What you need to do: Within the material below, find each line bearing the word "xlabel" and present it.
# # # # #
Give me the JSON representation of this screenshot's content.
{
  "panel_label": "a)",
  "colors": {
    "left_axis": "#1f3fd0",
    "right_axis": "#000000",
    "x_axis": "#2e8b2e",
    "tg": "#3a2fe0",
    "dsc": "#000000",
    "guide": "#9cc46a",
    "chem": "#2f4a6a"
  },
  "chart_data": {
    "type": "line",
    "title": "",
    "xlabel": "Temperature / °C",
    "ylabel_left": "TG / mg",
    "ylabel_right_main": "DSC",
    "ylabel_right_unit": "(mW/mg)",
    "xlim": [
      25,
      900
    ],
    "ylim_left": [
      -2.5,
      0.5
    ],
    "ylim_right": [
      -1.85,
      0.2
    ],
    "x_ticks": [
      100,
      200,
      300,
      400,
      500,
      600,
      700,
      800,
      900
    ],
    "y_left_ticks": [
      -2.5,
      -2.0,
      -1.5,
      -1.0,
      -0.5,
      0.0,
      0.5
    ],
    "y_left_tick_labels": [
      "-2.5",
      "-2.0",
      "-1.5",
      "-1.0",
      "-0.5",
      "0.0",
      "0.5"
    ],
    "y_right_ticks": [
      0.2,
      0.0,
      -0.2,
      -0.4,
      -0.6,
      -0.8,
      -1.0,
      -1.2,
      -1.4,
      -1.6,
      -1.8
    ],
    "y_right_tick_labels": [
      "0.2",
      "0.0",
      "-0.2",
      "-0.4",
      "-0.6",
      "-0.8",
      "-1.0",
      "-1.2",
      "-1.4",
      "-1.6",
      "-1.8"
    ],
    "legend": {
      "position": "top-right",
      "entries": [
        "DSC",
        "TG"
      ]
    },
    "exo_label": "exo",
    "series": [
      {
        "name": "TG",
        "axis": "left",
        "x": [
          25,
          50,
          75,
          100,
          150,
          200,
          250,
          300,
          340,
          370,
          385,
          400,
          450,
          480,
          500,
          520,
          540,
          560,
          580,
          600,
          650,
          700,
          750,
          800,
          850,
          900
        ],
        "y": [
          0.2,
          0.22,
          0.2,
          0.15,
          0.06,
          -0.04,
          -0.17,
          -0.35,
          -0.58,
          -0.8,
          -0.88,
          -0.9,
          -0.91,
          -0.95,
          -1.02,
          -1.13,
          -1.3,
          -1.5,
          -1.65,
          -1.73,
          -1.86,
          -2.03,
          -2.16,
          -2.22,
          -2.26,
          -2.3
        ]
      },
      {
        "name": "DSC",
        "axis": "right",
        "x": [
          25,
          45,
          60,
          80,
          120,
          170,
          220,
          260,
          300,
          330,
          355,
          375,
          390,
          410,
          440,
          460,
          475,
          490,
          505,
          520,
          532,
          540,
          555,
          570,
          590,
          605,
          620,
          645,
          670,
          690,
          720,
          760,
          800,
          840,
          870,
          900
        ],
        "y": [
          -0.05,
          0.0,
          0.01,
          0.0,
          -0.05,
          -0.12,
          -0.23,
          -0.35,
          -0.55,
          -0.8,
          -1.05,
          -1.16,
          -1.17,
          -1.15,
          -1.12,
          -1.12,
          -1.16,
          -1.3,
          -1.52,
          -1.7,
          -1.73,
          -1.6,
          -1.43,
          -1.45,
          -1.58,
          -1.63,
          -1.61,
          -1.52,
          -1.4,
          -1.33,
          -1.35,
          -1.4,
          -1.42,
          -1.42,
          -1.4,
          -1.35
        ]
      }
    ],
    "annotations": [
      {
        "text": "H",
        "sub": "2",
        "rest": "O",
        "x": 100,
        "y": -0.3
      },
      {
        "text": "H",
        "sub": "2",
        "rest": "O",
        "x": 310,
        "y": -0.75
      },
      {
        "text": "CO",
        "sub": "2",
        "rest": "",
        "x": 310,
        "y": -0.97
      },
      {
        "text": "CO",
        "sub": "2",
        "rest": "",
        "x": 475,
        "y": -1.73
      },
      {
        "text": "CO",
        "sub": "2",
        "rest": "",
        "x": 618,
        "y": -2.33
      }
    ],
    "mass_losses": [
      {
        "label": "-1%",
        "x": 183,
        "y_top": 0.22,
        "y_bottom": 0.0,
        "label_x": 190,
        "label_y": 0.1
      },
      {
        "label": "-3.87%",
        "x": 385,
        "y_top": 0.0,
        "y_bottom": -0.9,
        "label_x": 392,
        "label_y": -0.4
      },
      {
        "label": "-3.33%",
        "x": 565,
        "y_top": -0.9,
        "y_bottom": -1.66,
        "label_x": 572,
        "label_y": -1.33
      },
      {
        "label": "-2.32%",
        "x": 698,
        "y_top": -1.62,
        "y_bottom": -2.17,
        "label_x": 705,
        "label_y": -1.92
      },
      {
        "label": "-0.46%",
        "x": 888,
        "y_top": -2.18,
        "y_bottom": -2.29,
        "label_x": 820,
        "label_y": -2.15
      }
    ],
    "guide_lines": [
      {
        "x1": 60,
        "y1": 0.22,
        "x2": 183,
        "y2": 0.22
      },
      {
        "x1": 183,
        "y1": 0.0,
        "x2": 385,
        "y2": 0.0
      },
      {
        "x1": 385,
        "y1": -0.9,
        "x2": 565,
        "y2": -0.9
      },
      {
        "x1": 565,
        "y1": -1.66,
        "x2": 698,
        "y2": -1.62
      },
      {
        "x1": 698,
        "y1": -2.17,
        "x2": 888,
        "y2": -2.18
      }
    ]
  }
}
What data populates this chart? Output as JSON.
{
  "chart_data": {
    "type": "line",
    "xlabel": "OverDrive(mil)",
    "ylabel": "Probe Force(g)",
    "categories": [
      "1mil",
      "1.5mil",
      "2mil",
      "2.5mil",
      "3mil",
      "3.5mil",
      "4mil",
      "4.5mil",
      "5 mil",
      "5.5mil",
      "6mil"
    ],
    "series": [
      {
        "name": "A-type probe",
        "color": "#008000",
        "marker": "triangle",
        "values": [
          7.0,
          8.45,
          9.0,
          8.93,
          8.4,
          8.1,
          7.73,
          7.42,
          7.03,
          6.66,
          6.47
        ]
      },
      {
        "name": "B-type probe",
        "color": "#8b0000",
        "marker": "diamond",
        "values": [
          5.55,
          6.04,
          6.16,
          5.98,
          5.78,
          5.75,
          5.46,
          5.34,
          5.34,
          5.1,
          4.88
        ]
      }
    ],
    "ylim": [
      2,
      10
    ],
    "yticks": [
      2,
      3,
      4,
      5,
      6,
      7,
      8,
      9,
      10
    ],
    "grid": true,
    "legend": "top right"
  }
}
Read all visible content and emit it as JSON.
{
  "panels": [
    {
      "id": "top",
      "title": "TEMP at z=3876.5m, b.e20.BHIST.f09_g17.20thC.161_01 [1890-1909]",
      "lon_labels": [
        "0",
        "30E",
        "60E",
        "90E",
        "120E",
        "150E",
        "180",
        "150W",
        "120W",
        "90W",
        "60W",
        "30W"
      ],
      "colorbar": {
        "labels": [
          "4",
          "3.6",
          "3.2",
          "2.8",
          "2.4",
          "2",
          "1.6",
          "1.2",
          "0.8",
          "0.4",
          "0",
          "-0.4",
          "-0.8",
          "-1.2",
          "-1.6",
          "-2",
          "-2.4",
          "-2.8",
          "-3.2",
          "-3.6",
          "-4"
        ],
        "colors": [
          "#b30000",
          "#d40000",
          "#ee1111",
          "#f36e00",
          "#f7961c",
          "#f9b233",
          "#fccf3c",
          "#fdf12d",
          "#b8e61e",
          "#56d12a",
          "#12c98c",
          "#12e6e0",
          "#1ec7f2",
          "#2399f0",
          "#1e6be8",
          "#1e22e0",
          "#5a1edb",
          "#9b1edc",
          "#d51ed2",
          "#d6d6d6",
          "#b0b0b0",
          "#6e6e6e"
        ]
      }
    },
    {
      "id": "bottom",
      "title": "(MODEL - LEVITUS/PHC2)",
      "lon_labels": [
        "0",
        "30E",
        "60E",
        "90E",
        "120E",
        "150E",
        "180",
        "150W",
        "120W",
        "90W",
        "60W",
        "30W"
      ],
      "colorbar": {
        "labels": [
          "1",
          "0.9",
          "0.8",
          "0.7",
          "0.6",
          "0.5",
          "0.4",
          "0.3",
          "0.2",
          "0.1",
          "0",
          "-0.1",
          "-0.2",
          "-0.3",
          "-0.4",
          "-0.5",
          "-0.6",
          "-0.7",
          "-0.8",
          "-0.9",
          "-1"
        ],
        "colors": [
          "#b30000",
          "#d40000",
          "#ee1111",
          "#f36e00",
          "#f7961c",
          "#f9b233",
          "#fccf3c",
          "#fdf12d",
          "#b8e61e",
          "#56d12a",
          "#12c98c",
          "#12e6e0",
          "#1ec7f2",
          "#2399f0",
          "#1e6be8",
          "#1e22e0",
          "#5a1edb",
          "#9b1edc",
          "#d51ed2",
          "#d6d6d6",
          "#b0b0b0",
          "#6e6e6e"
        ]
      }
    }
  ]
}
# # # # #
Answer:
    "xlabel": "Temperature / °C",
    "xlabel": "OverDrive(mil)",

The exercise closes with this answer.